## SELEÇÃO
↓↓↓

Filme na Netflix vai esmigalhar seu coração em mil pedaços e acabar com sua caixa de lencinhos Divulgação / IFC Films

Filme na Netflix vai esmigalhar seu coração em mil pedaços e acabar com sua caixa de lencinhos

Não é à toa que a pantomima é tão popular na França e conhecida mundialmente. Inspirados por artistas como Étienne Decroux e Marcel Marceau, o mimismo atual se tornou turístico e até cultural em Paris. Mas nomes históricos e reconhecidos como os deles também tiveram seus mestres e os começos de suas carreiras não foram nada fáceis. O filme de 2020, de Jonathan Jakubowicz, “Resistência”, narra o início da arte de Marceau, considerado o mais importante mímico de todos os tempos. Foi assistindo Charles Chaplin e Buster Keaton nas telas, que ele descobriu sua paixão e vocação. Mas o destino o colocou na boca de um furacão histórico, um desastre no contexto da humanidade sem precedentes.

Marceau nasceu em Estrasburgo, na França, em 1923, no meio da Primeira Guerra Mundial. Poucos anos depois, ele e sua família judaica viviam em Lille, já na Segunda Guerra Mundial. Quando seu pai foi capturado por oficiais da Gestapo. Marcel Marceau tinha apenas 17 anos. Ele jamais viu o pai novamente, que morreu no campo de concentração de Auschwitz, em 1945. O artista e seu irmão sobreviveram com ajuda de um primo, George Loinger, que ajudava crianças judias órfãs a se esconderem e fugirem para outros países.

↑↑↑

## O QUE FAZER
**1.** No texto sobre Marcel Marceau, copie tudo desde "Não é à toa" até "humanidade sem precedentes.", substituindo "pantomima" por "mímica".
**2.** Liste todas as pessoas mencionadas pelo nome no texto sobre Marcel Marceau.

## DADOS EXTRAÍDOS

↓↓↓

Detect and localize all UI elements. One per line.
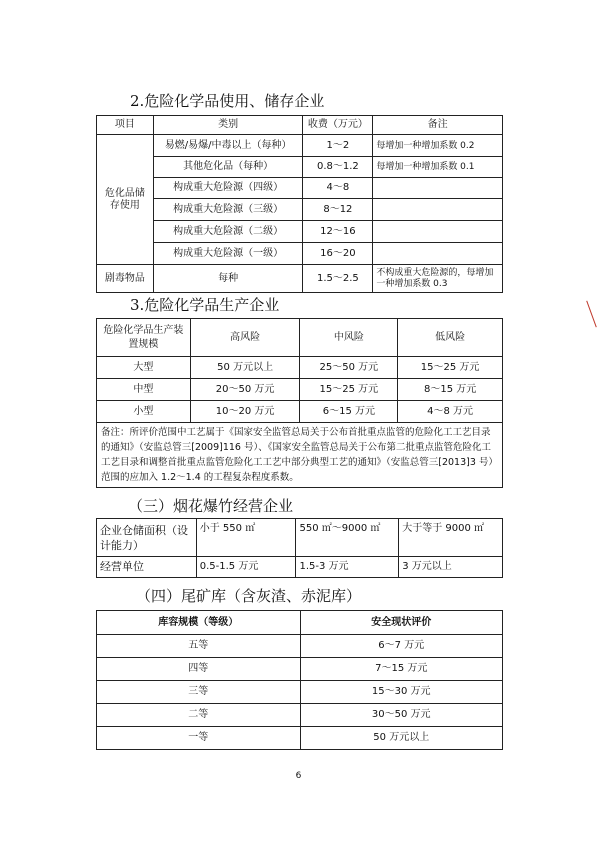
margin-pen-mark [586, 301, 597, 328]
category-cell: 构成重大危险源（三级） [153, 199, 303, 221]
high-cell: 20～50 万元 [190, 379, 300, 401]
header-category: 类别 [153, 116, 303, 135]
fee-cell: 8～12 [303, 199, 373, 221]
fee-cell: 0.8～1.2 [303, 157, 373, 178]
category-cell: 构成重大危险源（二级） [153, 221, 303, 243]
table-row [97, 357, 503, 379]
fee-large: 3 万元以上 [399, 557, 503, 578]
fee-cell: 50 万元以上 [300, 727, 503, 750]
table-row [97, 727, 503, 750]
fee-cell: 16～20 [303, 243, 373, 265]
note-cell [373, 199, 503, 221]
grade-cell: 一等 [97, 727, 301, 750]
header-high-risk: 高风险 [190, 319, 300, 357]
fee-cell: 30～50 万元 [300, 704, 503, 727]
grade-cell: 三等 [97, 681, 301, 704]
note-cell [373, 221, 503, 243]
scale-cell: 中型 [97, 379, 191, 401]
note-cell: 每增加一种增加系数 0.2 [373, 135, 503, 157]
section3-note: 备注：所评价范围中工艺属于《国家安全监管总局关于公布首批重点监管的危险化工工艺目录的通知》（安监总管三[2009]116 号）、《国家安全监管总局关于公布第二批重点监管危险化工工艺目录和调整首批重点监管危险化工工艺中部分典型工艺的通知》（安监总管三[2013]3 号）范围的应加入 1.2～1.4 的工程复杂程度系数。 [97, 423, 503, 488]
unit-label: 经营单位 [97, 557, 197, 578]
grade-cell: 五等 [97, 635, 301, 658]
low-cell: 8～15 万元 [398, 379, 503, 401]
table-header-row [97, 611, 503, 635]
scale-cell: 大型 [97, 357, 191, 379]
note-cell: 每增加一种增加系数 0.1 [373, 157, 503, 178]
fee-cell: 12～16 [303, 221, 373, 243]
fee-cell: 4～8 [303, 178, 373, 199]
tailings-title: （四）尾矿库（含灰渣、赤泥库） [136, 587, 362, 605]
header-scale: 危险化学品生产装置规模 [97, 319, 191, 357]
table-row [97, 265, 503, 293]
fee-cell: 1.5～2.5 [303, 265, 373, 293]
header-grade: 库容规模（等级） [97, 611, 301, 635]
table-row [97, 178, 503, 199]
area-small: 小于 550 ㎡ [196, 519, 296, 557]
note-cell [373, 243, 503, 265]
table-header-row [97, 116, 503, 135]
table-row [97, 157, 503, 178]
note-cell: 不构成重大危险源的，每增加一种增加系数 0.3 [373, 265, 503, 293]
header-low-risk: 低风险 [398, 319, 503, 357]
mid-cell: 6～15 万元 [300, 401, 398, 423]
table-row [97, 519, 503, 557]
grade-cell: 二等 [97, 704, 301, 727]
header-assessment: 安全现状评价 [300, 611, 503, 635]
table-header-row [97, 319, 503, 357]
area-large: 大于等于 9000 ㎡ [399, 519, 503, 557]
header-note: 备注 [373, 116, 503, 135]
header-item: 项目 [97, 116, 154, 135]
mid-cell: 25～50 万元 [300, 357, 398, 379]
table-row [97, 681, 503, 704]
section2-title: 2.危险化学品使用、储存企业 [130, 92, 325, 110]
fee-cell: 1～2 [303, 135, 373, 157]
table-row [97, 243, 503, 265]
low-cell: 4～8 万元 [398, 401, 503, 423]
table-row [97, 635, 503, 658]
table-row [97, 379, 503, 401]
scale-cell: 小型 [97, 401, 191, 423]
section3-title: 3.危险化学品生产企业 [130, 296, 280, 314]
category-cell: 每种 [153, 265, 303, 293]
mid-cell: 15～25 万元 [300, 379, 398, 401]
fee-small: 0.5-1.5 万元 [196, 557, 296, 578]
fee-cell: 7～15 万元 [300, 658, 503, 681]
fireworks-title: （三）烟花爆竹经营企业 [128, 497, 294, 515]
area-label: 企业仓储面积（设计能力） [97, 519, 197, 557]
high-cell: 10～20 万元 [190, 401, 300, 423]
grade-cell: 四等 [97, 658, 301, 681]
section3-table [96, 318, 503, 488]
table-row [97, 704, 503, 727]
fireworks-table [96, 518, 503, 578]
table-row [97, 557, 503, 578]
high-cell: 50 万元以上 [190, 357, 300, 379]
table-row [97, 423, 503, 488]
category-cell: 构成重大危险源（一级） [153, 243, 303, 265]
fee-mid: 1.5-3 万元 [296, 557, 399, 578]
area-mid: 550 ㎡～9000 ㎡ [296, 519, 399, 557]
header-fee: 收费（万元） [303, 116, 373, 135]
header-mid-risk: 中风险 [300, 319, 398, 357]
table-row [97, 401, 503, 423]
group-label: 危化品储存使用 [97, 135, 154, 265]
fee-cell: 6～7 万元 [300, 635, 503, 658]
table-row [97, 135, 503, 157]
low-cell: 15～25 万元 [398, 357, 503, 379]
table-row [97, 199, 503, 221]
note-cell [373, 178, 503, 199]
category-cell: 构成重大危险源（四级） [153, 178, 303, 199]
page-number: 6 [295, 771, 302, 781]
table-row [97, 221, 503, 243]
tailings-table [96, 610, 503, 750]
category-cell: 其他危化品（每种） [153, 157, 303, 178]
item-cell: 剧毒物品 [97, 265, 154, 293]
section2-table [96, 115, 503, 293]
table-row [97, 658, 503, 681]
fee-cell: 15～30 万元 [300, 681, 503, 704]
category-cell: 易燃/易爆/中毒以上（每种） [153, 135, 303, 157]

↑↑↑

## EXERCÍCIOS RESOLVIDOS
**1.**
Não é à toa que a mímica é tão popular na França e conhecida mundialmente. Inspirados por artistas como Étienne Decroux e Marcel Marceau, o mimismo atual se tornou turístico e até cultural em Paris. Mas nomes históricos e reconhecidos como os deles também tiveram seus mestres e os começos de suas carreiras não foram nada fáceis. O filme de 2020, de Jonathan Jakubowicz, “Resistência”, narra o início da arte de Marceau, considerado o mais importante mímico de todos os tempos. Foi assistindo Charles Chaplin e Buster Keaton nas telas, que ele descobriu sua paixão e vocação. Mas o destino o colocou na boca de um furacão histórico, um desastre no contexto da humanidade sem precedentes.

**2.**
Étienne Decroux
Marcel Marceau
Jonathan Jakubowicz
Charles Chaplin
Buster Keaton
George Loinger